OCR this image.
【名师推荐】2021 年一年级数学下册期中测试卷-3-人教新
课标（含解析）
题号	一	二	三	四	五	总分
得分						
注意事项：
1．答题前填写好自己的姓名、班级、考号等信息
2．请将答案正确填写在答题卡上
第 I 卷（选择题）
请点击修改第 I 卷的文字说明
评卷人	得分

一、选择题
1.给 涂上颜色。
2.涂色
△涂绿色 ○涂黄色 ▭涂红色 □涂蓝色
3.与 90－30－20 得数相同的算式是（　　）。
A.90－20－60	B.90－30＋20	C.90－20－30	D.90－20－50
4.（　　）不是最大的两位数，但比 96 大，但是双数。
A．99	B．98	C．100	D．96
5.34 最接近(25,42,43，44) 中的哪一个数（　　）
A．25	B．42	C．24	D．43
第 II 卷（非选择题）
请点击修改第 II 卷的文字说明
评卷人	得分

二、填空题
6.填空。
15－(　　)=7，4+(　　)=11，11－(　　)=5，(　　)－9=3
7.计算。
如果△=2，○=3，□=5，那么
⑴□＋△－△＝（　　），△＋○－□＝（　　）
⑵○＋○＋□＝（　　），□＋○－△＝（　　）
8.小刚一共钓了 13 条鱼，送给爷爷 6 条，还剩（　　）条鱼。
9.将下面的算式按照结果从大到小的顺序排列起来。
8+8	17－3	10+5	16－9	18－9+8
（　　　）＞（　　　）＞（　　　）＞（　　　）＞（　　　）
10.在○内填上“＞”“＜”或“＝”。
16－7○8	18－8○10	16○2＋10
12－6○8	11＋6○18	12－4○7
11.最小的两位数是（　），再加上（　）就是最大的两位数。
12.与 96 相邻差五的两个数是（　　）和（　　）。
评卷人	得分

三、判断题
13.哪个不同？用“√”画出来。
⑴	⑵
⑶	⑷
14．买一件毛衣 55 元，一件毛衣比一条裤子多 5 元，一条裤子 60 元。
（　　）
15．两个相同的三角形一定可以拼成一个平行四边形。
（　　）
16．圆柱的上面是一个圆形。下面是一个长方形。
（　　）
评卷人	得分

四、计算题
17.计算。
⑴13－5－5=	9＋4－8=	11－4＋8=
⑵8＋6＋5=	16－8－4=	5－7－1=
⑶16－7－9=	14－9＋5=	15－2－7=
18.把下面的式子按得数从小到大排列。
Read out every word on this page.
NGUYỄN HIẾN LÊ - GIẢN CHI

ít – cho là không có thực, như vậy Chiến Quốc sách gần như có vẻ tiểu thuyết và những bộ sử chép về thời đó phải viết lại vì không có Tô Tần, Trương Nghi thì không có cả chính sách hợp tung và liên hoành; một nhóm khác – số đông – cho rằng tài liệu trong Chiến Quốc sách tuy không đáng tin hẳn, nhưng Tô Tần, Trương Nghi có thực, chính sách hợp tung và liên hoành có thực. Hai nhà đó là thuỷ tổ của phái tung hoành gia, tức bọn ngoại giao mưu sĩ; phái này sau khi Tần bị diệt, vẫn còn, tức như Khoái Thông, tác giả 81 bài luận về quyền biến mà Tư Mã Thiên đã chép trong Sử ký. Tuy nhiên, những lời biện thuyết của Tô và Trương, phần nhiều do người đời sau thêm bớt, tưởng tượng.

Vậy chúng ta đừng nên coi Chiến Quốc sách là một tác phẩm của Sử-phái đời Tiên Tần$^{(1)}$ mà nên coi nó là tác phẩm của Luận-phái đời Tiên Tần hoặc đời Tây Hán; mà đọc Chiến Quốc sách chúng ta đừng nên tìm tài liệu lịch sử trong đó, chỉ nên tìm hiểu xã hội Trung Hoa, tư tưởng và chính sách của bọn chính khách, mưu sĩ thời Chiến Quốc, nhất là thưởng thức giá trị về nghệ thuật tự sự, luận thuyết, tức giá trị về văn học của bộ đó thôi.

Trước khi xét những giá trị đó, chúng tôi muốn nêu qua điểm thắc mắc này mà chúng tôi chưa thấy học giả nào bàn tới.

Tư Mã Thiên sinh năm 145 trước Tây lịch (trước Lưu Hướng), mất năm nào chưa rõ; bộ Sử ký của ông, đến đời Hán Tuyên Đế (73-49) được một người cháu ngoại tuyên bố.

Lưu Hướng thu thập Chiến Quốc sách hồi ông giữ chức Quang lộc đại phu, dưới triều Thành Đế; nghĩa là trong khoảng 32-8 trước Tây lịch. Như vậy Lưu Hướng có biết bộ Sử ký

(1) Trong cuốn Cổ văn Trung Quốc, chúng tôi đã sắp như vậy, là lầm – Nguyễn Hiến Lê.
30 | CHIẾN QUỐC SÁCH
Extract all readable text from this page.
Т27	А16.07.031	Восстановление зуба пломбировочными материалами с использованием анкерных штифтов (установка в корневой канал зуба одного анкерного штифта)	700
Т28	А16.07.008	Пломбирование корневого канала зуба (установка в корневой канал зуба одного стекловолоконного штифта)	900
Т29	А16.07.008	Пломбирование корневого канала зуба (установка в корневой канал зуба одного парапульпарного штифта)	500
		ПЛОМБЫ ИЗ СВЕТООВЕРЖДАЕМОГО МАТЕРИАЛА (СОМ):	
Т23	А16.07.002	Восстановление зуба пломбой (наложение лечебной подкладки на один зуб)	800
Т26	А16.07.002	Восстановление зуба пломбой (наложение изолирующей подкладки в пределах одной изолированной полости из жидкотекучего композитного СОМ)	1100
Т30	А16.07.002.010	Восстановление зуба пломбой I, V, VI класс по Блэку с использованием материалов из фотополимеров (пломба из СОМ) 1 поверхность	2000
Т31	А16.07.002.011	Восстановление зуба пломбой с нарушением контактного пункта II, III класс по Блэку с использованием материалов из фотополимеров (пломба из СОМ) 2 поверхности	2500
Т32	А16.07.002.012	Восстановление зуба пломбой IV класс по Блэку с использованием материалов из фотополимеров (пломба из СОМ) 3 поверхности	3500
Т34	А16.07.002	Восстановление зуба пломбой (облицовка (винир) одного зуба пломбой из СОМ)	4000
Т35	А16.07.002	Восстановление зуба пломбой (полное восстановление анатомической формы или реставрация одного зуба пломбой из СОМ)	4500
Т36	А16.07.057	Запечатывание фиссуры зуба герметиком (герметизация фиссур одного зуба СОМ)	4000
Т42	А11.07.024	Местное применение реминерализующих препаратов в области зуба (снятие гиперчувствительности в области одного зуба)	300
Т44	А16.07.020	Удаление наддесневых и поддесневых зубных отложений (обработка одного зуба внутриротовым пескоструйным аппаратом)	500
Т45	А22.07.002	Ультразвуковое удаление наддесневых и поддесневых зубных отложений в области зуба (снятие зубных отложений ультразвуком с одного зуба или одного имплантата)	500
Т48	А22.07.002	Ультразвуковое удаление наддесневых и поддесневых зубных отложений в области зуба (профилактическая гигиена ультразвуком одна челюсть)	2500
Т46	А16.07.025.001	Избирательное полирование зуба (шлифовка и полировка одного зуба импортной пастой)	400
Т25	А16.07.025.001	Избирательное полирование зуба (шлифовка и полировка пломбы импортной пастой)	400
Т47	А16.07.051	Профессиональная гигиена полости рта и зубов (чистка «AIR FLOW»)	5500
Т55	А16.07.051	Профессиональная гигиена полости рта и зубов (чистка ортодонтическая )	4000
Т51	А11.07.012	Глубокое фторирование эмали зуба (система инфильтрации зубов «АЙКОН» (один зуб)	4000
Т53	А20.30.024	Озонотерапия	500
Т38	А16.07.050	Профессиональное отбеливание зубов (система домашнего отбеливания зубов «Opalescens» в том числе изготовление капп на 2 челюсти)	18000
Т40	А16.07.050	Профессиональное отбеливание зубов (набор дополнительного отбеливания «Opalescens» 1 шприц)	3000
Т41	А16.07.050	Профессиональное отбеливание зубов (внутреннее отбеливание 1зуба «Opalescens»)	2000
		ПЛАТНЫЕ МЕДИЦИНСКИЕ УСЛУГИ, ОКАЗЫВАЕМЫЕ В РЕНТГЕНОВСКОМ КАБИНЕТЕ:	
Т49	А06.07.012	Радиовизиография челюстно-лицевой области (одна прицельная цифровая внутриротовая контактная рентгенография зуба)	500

######

How many lines in these entries hold the string "отбеливания"? Answer with the number alone.

2